-- Begin ENTRIES SUPPLIED --
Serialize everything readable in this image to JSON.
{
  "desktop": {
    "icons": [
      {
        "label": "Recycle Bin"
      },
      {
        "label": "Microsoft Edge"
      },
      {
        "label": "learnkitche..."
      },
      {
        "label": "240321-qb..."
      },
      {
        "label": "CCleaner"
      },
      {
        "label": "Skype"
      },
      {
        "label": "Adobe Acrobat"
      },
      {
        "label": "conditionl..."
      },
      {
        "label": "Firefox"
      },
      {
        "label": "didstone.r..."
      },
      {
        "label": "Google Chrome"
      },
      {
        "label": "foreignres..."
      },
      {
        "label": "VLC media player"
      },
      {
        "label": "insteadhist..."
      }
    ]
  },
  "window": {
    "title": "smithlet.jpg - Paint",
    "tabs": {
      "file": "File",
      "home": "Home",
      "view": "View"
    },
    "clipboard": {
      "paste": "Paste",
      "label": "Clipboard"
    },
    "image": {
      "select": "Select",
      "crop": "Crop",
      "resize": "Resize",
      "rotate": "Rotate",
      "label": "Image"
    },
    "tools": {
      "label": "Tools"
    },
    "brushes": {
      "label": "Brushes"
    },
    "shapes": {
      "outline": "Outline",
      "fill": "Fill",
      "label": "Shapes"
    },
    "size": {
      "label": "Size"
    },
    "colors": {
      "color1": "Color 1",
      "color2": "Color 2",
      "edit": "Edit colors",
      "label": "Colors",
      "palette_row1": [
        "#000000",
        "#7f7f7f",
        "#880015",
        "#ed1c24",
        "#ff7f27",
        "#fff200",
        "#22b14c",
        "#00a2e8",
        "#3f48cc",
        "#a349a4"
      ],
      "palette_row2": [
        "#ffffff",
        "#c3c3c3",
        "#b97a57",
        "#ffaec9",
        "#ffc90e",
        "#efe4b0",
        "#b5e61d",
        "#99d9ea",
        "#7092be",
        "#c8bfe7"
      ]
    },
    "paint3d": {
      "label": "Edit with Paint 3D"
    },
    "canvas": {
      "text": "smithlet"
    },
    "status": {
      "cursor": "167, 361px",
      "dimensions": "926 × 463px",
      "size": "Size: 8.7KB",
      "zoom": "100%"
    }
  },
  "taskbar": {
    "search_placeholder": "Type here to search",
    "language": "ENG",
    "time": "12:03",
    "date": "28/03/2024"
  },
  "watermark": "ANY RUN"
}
-- End ENTRIES SUPPLIED --
→ WRITTEN INSTRUCTION: Identify and extract each line of the listing that contains "smithlet".

→ COMPLETE RESPONSE:
    "title": "smithlet.jpg - Paint",
      "text": "smithlet"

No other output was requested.